>>>

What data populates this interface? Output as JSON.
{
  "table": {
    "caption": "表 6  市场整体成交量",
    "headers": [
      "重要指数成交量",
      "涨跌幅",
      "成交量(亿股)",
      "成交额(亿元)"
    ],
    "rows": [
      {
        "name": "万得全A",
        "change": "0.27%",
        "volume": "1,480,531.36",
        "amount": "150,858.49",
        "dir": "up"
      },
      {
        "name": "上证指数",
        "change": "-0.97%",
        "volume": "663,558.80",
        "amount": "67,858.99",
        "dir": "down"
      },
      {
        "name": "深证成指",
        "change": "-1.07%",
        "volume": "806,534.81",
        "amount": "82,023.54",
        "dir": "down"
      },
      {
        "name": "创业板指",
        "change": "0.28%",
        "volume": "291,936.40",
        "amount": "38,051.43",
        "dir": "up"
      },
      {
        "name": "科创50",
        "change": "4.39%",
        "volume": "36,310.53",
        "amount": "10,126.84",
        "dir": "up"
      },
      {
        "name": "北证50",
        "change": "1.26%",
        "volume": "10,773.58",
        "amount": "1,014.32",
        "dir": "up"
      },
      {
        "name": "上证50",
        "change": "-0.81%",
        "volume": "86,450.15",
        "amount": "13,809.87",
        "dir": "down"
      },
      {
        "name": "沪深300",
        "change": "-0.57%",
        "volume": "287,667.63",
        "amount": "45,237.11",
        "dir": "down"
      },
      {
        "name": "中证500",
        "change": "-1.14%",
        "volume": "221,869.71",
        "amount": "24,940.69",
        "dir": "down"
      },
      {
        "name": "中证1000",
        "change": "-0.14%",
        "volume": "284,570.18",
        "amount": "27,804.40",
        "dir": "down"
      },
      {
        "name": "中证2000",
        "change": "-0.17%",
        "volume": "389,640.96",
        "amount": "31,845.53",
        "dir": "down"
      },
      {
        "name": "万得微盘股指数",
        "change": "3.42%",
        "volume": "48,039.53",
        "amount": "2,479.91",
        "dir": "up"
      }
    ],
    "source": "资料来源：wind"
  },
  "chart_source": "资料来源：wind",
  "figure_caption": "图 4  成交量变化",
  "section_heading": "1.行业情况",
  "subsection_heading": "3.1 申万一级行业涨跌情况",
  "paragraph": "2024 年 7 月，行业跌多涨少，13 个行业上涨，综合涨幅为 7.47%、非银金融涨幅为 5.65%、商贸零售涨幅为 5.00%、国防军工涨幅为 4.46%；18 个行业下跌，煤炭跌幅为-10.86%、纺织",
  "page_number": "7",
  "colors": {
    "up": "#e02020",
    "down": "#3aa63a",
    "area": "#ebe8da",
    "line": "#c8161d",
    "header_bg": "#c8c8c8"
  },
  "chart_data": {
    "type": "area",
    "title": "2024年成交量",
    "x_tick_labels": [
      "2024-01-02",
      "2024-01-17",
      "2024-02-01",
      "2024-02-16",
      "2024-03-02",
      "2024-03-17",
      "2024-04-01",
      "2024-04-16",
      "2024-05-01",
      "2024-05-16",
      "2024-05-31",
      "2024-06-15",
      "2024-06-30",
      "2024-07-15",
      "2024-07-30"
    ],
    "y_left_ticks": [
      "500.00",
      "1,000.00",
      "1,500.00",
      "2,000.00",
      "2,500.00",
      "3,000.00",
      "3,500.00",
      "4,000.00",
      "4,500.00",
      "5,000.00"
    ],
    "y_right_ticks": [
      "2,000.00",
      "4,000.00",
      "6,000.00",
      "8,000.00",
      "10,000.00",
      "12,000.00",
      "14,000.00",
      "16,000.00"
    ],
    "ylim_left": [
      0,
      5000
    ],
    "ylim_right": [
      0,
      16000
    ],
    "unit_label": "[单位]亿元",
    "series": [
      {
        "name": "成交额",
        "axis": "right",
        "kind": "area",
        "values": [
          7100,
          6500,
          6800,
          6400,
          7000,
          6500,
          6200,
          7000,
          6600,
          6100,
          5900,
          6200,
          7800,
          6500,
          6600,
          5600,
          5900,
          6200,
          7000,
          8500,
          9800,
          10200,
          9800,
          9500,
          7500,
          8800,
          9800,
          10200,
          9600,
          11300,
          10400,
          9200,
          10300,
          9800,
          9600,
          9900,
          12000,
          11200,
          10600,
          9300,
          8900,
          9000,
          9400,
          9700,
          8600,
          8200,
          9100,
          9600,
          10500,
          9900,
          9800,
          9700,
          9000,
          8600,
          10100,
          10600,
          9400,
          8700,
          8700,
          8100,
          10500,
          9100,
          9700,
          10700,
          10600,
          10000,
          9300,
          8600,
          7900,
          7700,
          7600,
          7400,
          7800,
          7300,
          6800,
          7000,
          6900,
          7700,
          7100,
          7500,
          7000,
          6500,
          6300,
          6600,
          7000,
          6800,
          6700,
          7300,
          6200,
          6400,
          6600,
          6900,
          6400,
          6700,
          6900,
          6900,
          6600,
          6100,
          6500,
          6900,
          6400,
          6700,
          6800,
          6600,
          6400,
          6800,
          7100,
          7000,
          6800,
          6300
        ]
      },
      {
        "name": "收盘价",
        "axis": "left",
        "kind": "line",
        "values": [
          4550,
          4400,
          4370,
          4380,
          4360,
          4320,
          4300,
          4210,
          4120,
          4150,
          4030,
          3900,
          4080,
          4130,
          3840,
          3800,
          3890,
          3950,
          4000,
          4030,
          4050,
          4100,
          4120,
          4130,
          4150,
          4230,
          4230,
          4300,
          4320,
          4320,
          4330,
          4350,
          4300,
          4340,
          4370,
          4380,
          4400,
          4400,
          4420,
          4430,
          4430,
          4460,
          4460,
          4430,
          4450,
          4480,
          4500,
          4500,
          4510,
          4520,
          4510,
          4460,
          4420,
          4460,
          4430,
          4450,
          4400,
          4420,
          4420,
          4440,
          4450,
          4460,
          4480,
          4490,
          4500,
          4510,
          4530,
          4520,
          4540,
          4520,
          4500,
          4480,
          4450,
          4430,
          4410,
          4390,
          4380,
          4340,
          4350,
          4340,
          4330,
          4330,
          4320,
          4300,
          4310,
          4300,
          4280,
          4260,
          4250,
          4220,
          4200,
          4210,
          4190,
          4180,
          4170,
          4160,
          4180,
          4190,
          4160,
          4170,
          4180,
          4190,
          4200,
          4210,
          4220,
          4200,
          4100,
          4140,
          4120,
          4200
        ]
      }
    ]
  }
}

<<<

Exercise description: Which lines hold the word "amount"? Copy all of them.

Complete response:
        "amount": "150,858.49",
        "amount": "67,858.99",
        "amount": "82,023.54",
        "amount": "38,051.43",
        "amount": "10,126.84",
        "amount": "1,014.32",
        "amount": "13,809.87",
        "amount": "45,237.11",
        "amount": "24,940.69",
        "amount": "27,804.40",
        "amount": "31,845.53",
        "amount": "2,479.91",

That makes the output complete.